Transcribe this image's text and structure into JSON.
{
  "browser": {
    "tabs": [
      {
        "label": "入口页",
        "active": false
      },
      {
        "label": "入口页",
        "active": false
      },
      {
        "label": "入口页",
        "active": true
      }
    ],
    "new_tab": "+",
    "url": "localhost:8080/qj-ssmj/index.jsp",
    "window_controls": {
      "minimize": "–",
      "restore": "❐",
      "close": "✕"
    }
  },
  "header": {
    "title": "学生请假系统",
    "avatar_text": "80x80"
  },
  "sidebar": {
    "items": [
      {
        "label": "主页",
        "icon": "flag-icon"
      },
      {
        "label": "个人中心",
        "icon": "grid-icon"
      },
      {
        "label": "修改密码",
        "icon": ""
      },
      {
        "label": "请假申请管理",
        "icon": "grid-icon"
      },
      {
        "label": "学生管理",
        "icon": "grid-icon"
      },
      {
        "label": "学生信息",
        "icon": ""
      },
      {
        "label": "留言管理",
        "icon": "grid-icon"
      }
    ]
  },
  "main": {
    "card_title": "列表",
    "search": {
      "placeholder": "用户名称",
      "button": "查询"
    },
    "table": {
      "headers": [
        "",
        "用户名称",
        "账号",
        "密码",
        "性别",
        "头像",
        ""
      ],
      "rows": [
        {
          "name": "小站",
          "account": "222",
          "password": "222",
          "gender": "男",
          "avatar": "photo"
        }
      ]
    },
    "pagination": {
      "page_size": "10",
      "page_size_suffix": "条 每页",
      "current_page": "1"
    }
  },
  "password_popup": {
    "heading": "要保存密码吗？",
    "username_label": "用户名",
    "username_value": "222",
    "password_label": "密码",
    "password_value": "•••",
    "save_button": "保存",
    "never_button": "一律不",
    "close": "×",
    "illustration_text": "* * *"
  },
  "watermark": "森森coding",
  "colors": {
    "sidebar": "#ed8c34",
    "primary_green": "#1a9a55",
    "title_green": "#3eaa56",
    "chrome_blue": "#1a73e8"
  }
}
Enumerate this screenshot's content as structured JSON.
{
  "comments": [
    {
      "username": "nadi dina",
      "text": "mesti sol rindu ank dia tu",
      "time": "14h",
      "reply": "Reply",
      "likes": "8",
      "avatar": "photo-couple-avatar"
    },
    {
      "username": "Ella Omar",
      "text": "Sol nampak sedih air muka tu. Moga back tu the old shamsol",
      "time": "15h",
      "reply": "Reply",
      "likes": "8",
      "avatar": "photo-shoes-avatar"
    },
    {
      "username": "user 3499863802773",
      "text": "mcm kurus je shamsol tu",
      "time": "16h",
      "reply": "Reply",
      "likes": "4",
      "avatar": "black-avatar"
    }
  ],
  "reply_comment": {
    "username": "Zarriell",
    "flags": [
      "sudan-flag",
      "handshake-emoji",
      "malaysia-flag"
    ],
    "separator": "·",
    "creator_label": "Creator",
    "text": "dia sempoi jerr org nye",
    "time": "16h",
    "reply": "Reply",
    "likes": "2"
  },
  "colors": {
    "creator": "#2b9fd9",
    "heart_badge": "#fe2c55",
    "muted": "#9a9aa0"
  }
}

-=-=-=-=-

# Task brief
Retype the whole listing, matching it exactly.

# Finished answer
Transcribe this image's text and structure into JSON.
{
  "browser": {
    "tabs": [
      {
        "label": "入口页",
        "active": false
      },
      {
        "label": "入口页",
        "active": false
      },
      {
        "label": "入口页",
        "active": true
      }
    ],
    "new_tab": "+",
    "url": "localhost:8080/qj-ssmj/index.jsp",
    "window_controls": {
      "minimize": "–",
      "restore": "❐",
      "close": "✕"
    }
  },
  "header": {
    "title": "学生请假系统",
    "avatar_text": "80x80"
  },
  "sidebar": {
    "items": [
      {
        "label": "主页",
        "icon": "flag-icon"
      },
      {
        "label": "个人中心",
        "icon": "grid-icon"
      },
      {
        "label": "修改密码",
        "icon": ""
      },
      {
        "label": "请假申请管理",
        "icon": "grid-icon"
      },
      {
        "label": "学生管理",
        "icon": "grid-icon"
      },
      {
        "label": "学生信息",
        "icon": ""
      },
      {
        "label": "留言管理",
        "icon": "grid-icon"
      }
    ]
  },
  "main": {
    "card_title": "列表",
    "search": {
      "placeholder": "用户名称",
      "button": "查询"
    },
    "table": {
      "headers": [
        "",
        "用户名称",
        "账号",
        "密码",
        "性别",
        "头像",
        ""
      ],
      "rows": [
        {
          "name": "小站",
          "account": "222",
          "password": "222",
          "gender": "男",
          "avatar": "photo"
        }
      ]
    },
    "pagination": {
      "page_size": "10",
      "page_size_suffix": "条 每页",
      "current_page": "1"
    }
  },
  "password_popup": {
    "heading": "要保存密码吗？",
    "username_label": "用户名",
    "username_value": "222",
    "password_label": "密码",
    "password_value": "•••",
    "save_button": "保存",
    "never_button": "一律不",
    "close": "×",
    "illustration_text": "* * *"
  },
  "watermark": "森森coding",
  "colors": {
    "sidebar": "#ed8c34",
    "primary_green": "#1a9a55",
    "title_green": "#3eaa56",
    "chrome_blue": "#1a73e8"
  }
}
Enumerate this screenshot's content as structured JSON.
{
  "comments": [
    {
      "username": "nadi dina",
      "text": "mesti sol rindu ank dia tu",
      "time": "14h",
      "reply": "Reply",
      "likes": "8",
      "avatar": "photo-couple-avatar"
    },
    {
      "username": "Ella Omar",
      "text": "Sol nampak sedih air muka tu. Moga back tu the old shamsol",
      "time": "15h",
      "reply": "Reply",
      "likes": "8",
      "avatar": "photo-shoes-avatar"
    },
    {
      "username": "user 3499863802773",
      "text": "mcm kurus je shamsol tu",
      "time": "16h",
      "reply": "Reply",
      "likes": "4",
      "avatar": "black-avatar"
    }
  ],
  "reply_comment": {
    "username": "Zarriell",
    "flags": [
      "sudan-flag",
      "handshake-emoji",
      "malaysia-flag"
    ],
    "separator": "·",
    "creator_label": "Creator",
    "text": "dia sempoi jerr org nye",
    "time": "16h",
    "reply": "Reply",
    "likes": "2"
  },
  "colors": {
    "creator": "#2b9fd9",
    "heart_badge": "#fe2c55",
    "muted": "#9a9aa0"
  }
}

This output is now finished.